OK, so you'll have to forgive my ignorance again.

So you are saying that it may be a bug to use vmovdqa if the source and/or destination are not 16-byte aligned; but all the user code you have seen has undefined behavior so you're not going to answer. Is that correct?

(My apologies if its too sharp a point. I'm just trying to figure out what the preconditions are for vmovdqa, and if it should be used when source or destination is 8-byte aligned).

Comment 17 Jakub Jelinek 2015-07-13 12:06:01 UTC

(In reply to Jeffrey Walton from comment #16)
> OK, so you'll have to forgive my ignorance again.
> 
> So you are saying that it may be a bug to use vmovdqa if the source and/or
> destination are not 16-byte aligned; but all the user code you have seen has
> undefined behavior so you're not going to answer. Is that correct?
> 
> (My apologies if its too sharp a point. I'm just trying to figure out what
> the preconditions are for vmovdqa, and if it should be used when source or
> destination is 8-byte aligned).

I'm saying we as the compiler writers know what we are doing, and the various cases like using unaligned accesses or peeling for alignment or versioning for alignment, or realigning arrays are handled in the compiler.
They do assume that the source is valid and does not trigger undefined behavior.
If you e.g. compile on x86_64 with -O3 -mavx2
void
foo (int *a, int *b)
{
  int i;
  for (i = 0; i < 64; i++)
    a[i] = 2 * b[i];
}
you'll see that compiler decided to peel for alignment of b pointer and you can see an (unrolled) scalar loop first that handles first few iterations to align b if it is not already aligned, and then the main vector loop uses
vmovdqa for loads and vmovups for stores (because the a pointer modulo 32 might not be the same as b pointer modulo 32).  If you compile with -O2 -ftree-vectorize -mavx2, you'll see that peeling for alignment isn't performed, as it enlarges the code, and vmovdqu is used for the loads instead.
The peeling for alignment assumes that there is no undefined behavior originally, so if you call this with (uintptr) b % sizeof (int) != 0, it will not work properly, but that is a bug in the code, not in the compiler.
So, if you have some testcase where there is no undefined behavior triggered (try various sanitizers, inspect the code yourself, read the C standard), and you are convinced the compiler introduces a bug where there isn't originally (i.e. miscompiles the code), feel free to file a new bugreport.
Nothing like that has been presented in this PR.

Comment 18 Yann Collet 2015-08-12 18:24:43 UTC

This issue makes me wonder : how to efficiently access unaligned memory ?

#### Data records
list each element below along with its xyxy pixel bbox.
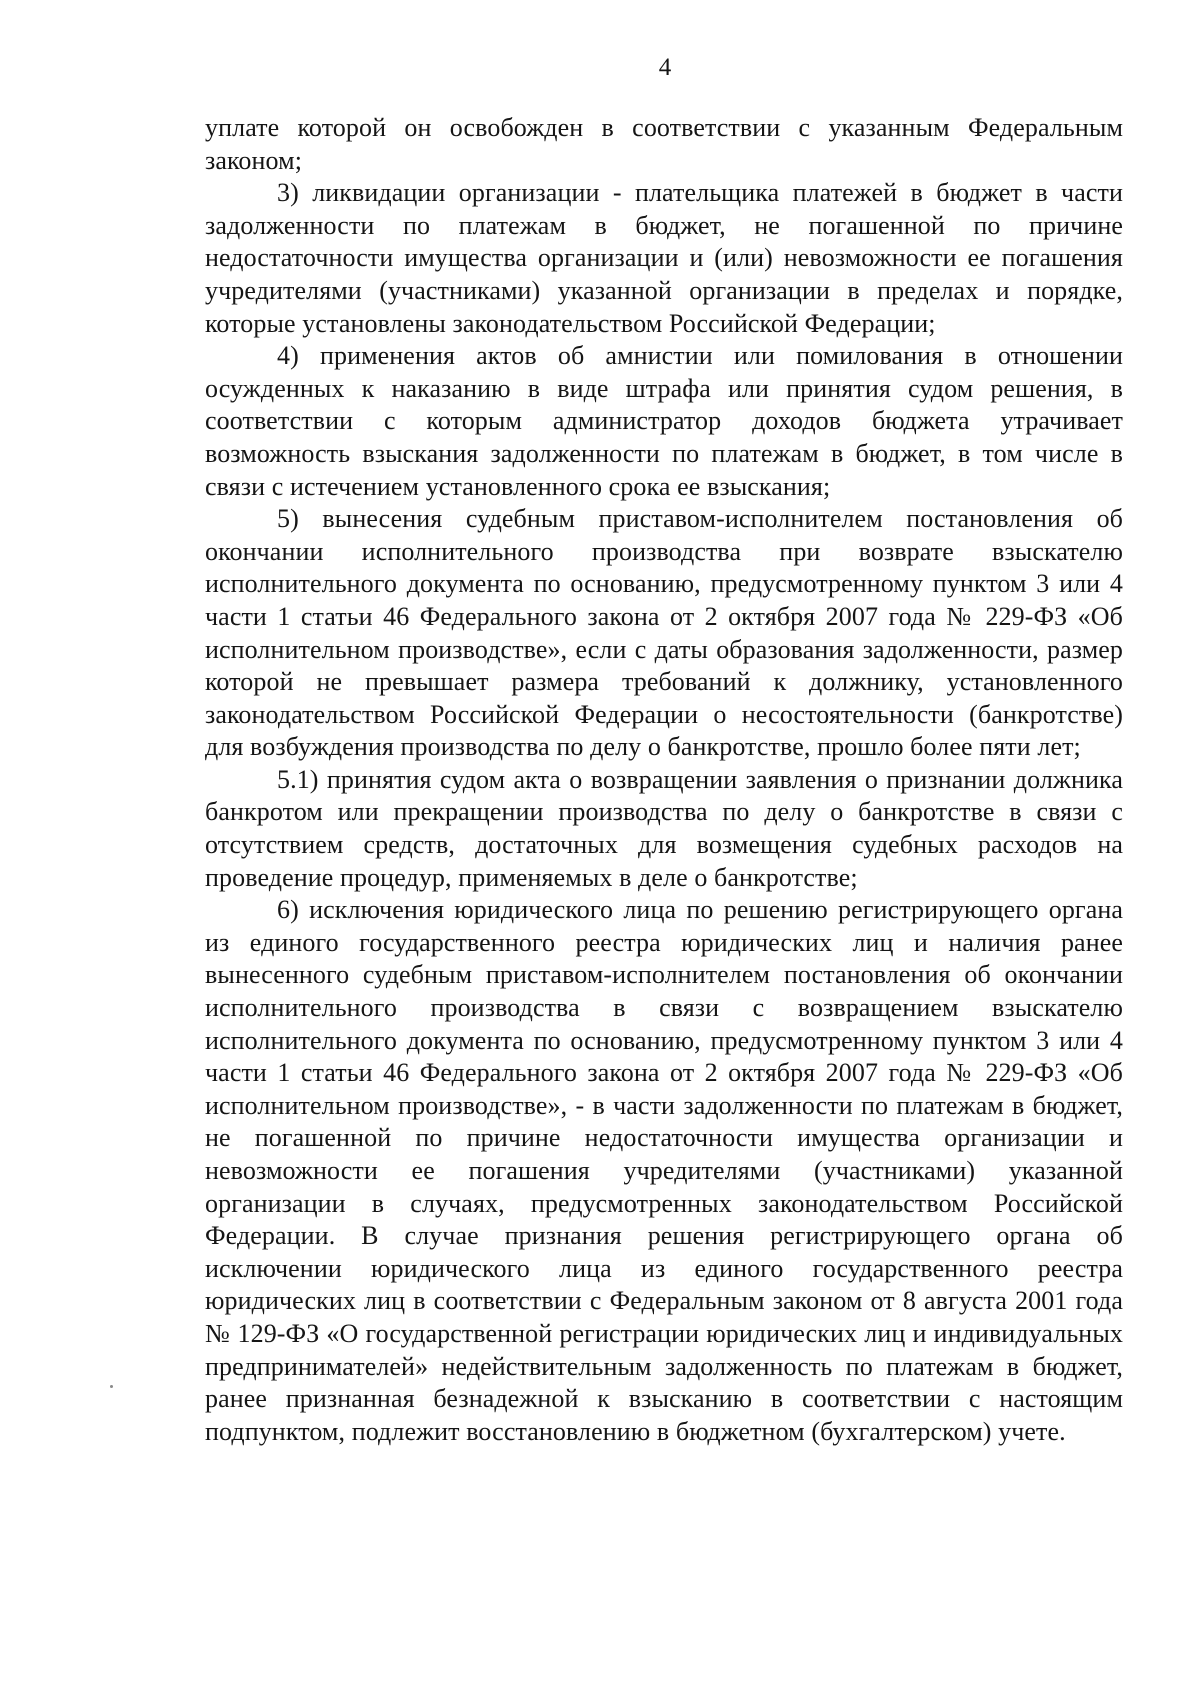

---

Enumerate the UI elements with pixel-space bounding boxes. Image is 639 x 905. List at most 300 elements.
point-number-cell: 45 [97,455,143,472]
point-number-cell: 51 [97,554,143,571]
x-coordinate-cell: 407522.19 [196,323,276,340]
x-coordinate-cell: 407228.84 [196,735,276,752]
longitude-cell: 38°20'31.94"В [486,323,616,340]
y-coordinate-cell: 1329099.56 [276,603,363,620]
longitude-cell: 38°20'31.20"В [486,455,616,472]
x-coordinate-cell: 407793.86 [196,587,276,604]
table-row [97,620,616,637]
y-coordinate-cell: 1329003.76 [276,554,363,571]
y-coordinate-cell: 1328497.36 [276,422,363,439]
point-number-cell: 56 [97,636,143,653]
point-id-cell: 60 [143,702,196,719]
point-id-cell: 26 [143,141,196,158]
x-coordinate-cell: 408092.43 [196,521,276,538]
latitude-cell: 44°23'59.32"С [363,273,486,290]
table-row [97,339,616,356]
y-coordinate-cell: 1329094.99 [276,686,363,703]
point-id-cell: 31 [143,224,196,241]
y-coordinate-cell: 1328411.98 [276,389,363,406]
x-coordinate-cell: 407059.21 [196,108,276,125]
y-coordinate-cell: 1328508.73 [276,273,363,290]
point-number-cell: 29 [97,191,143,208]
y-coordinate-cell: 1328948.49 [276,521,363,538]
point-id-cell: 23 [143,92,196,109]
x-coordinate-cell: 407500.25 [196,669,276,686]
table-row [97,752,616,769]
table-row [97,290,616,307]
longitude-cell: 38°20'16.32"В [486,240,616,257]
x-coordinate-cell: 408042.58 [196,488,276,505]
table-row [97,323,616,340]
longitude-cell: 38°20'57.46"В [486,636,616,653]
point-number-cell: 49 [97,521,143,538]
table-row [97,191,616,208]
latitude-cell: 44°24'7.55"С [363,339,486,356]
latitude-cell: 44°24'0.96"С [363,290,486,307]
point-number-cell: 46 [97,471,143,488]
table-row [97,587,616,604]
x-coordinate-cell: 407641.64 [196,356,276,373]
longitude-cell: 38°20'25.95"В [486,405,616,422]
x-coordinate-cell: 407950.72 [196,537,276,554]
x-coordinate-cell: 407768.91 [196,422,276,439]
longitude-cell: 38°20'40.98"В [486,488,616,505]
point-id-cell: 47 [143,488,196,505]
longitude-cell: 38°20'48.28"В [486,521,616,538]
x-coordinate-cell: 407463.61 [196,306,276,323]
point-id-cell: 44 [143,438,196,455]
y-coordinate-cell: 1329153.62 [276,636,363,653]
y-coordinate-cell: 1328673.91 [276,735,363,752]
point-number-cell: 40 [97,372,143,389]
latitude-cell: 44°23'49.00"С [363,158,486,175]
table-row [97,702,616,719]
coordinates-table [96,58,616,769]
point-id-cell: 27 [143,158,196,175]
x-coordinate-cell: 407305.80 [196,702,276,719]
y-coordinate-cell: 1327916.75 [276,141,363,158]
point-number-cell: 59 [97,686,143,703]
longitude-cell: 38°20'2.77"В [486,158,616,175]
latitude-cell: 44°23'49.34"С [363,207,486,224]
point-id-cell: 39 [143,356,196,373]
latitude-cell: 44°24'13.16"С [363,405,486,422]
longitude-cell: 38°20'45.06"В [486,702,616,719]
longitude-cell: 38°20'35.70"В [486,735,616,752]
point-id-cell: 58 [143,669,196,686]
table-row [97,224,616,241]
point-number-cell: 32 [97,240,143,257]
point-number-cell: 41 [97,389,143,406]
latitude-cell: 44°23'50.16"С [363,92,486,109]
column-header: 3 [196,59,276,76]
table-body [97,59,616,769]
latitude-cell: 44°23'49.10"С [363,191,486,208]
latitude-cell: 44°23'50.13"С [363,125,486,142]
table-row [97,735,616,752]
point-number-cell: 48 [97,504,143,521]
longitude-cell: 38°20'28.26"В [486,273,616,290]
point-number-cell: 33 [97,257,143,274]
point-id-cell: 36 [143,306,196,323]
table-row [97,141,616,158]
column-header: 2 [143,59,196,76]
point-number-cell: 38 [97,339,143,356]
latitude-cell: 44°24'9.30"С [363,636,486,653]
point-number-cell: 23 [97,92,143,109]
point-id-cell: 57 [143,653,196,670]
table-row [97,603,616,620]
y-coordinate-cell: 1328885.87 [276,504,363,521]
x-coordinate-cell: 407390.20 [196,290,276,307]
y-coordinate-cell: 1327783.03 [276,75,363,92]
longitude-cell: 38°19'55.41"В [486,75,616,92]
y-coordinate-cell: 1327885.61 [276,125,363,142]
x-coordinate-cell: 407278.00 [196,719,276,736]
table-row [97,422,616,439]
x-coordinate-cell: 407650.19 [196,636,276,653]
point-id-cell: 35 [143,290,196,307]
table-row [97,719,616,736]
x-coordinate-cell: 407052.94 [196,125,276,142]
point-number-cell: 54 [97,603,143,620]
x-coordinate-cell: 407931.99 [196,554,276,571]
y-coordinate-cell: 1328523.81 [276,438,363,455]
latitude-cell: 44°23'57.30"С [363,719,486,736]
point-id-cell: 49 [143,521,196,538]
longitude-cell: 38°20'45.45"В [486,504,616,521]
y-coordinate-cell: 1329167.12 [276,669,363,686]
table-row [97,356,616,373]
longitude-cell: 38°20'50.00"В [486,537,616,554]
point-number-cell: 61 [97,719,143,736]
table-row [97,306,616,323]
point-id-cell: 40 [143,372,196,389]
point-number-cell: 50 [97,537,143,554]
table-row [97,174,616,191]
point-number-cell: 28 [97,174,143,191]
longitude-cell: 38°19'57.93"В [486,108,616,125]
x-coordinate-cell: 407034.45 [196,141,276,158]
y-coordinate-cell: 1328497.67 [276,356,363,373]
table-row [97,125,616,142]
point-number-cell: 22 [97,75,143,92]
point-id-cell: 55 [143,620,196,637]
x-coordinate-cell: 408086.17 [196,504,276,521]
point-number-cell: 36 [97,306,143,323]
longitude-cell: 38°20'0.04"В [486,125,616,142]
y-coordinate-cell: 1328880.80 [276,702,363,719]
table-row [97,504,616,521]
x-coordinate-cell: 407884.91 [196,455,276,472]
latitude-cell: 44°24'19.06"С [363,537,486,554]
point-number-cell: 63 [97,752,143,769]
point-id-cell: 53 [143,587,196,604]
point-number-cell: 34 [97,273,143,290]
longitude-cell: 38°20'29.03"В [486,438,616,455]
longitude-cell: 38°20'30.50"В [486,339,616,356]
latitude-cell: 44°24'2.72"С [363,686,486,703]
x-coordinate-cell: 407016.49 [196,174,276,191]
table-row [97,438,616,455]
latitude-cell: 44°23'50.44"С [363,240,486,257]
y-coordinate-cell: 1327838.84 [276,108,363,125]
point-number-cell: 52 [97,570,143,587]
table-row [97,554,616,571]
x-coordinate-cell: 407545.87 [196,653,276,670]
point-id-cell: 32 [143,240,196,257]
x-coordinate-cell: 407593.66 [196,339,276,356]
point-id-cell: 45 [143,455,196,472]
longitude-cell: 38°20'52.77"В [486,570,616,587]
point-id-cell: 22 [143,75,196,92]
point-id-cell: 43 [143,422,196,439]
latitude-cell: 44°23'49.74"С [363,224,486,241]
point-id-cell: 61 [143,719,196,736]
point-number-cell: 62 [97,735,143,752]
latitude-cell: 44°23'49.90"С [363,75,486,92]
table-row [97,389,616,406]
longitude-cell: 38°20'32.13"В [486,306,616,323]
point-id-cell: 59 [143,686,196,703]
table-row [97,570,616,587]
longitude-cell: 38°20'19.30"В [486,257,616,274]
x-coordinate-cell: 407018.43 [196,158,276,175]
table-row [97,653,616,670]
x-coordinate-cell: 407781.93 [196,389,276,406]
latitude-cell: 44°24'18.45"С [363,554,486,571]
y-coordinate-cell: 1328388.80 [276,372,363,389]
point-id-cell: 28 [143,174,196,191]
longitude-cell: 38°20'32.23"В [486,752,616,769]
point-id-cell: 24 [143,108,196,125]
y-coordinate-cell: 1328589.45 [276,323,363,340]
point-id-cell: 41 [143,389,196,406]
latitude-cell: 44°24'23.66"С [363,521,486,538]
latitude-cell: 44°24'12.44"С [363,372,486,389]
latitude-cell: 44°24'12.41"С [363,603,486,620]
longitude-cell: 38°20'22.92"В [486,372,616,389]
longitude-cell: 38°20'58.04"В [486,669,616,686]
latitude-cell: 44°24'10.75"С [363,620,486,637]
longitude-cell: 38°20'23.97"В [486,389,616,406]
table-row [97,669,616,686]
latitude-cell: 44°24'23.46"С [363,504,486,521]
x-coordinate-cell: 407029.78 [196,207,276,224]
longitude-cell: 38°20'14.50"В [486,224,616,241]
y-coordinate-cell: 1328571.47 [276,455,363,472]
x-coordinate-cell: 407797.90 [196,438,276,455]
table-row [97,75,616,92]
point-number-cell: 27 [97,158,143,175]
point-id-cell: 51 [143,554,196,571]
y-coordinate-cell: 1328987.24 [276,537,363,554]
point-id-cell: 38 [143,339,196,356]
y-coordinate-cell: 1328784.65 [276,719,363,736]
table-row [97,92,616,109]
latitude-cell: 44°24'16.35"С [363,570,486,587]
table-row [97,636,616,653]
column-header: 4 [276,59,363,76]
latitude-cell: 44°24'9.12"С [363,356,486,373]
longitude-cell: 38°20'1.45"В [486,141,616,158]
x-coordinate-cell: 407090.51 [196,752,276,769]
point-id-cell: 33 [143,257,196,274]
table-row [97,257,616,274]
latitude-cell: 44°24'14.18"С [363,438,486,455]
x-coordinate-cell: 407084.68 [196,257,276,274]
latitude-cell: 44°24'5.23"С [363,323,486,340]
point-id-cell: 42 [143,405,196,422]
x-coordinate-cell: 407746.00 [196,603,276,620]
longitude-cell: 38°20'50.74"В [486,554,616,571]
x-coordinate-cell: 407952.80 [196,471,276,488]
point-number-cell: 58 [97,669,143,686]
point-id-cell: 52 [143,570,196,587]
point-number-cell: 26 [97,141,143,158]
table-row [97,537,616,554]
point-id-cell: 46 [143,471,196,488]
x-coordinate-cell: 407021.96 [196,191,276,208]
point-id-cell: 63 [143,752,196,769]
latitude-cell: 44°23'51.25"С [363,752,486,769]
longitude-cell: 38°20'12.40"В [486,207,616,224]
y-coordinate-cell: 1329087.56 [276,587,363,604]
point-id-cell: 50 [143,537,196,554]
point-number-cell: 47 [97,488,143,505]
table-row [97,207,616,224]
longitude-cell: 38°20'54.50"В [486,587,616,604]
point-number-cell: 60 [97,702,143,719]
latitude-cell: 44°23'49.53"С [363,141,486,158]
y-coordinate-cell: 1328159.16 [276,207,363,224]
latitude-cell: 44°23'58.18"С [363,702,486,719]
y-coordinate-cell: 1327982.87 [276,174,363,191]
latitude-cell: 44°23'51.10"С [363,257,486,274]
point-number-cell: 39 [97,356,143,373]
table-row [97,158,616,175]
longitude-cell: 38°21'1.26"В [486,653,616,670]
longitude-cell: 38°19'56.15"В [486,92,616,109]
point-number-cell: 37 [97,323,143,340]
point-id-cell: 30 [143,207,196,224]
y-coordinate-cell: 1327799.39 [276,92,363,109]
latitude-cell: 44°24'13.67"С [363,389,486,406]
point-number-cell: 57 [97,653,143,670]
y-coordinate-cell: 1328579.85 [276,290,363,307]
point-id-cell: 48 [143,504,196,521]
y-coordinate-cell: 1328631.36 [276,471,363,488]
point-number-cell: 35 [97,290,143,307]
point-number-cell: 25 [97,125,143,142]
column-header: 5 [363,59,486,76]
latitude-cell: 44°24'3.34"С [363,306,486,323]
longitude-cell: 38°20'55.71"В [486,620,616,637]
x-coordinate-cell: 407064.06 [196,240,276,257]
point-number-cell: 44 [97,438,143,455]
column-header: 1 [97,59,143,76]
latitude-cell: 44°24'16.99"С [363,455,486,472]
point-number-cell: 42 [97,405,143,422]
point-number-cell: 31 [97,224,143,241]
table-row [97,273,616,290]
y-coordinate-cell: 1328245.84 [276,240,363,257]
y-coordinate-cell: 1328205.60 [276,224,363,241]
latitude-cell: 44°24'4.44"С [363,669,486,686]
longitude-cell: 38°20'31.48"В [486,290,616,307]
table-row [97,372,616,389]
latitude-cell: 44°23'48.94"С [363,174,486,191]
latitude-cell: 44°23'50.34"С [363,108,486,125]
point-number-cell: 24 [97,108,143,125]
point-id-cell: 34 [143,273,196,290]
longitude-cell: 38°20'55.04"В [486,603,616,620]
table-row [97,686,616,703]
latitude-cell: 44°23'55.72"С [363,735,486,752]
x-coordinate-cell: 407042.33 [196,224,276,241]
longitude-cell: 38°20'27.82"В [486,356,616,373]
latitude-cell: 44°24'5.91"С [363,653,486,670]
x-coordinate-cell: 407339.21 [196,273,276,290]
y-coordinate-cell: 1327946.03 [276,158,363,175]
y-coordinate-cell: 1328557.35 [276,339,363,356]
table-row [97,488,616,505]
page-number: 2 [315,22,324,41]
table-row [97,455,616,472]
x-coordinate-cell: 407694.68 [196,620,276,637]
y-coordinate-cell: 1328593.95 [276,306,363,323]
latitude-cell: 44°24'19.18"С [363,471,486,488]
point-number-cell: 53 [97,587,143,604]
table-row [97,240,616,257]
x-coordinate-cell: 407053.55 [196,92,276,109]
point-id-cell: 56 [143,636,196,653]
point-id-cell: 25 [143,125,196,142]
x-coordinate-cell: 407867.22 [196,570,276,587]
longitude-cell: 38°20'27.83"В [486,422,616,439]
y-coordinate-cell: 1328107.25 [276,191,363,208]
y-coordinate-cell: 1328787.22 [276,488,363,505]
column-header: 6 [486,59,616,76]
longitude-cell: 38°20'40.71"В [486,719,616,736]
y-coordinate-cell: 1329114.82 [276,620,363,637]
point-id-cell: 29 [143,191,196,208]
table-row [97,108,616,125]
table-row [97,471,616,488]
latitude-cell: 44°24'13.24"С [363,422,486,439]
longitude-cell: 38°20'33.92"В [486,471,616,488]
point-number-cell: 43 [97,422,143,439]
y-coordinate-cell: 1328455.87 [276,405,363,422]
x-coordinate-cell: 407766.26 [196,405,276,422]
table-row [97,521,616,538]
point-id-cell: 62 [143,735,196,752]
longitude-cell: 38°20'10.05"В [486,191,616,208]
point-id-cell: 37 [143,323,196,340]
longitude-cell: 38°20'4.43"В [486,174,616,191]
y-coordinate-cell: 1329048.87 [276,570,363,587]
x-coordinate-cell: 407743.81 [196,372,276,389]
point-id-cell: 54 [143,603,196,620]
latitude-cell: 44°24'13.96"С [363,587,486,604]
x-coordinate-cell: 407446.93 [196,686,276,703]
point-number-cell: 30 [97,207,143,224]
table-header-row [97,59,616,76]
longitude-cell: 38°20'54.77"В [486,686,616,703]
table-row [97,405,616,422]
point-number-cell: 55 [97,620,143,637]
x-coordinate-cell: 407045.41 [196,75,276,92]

#### Task requirements
Please name the instruction that the compiler bug thread says is used for the loads when the example is compiled with -O2 -ftree-vectorize -mavx2.

#### Task answer
vmovdqu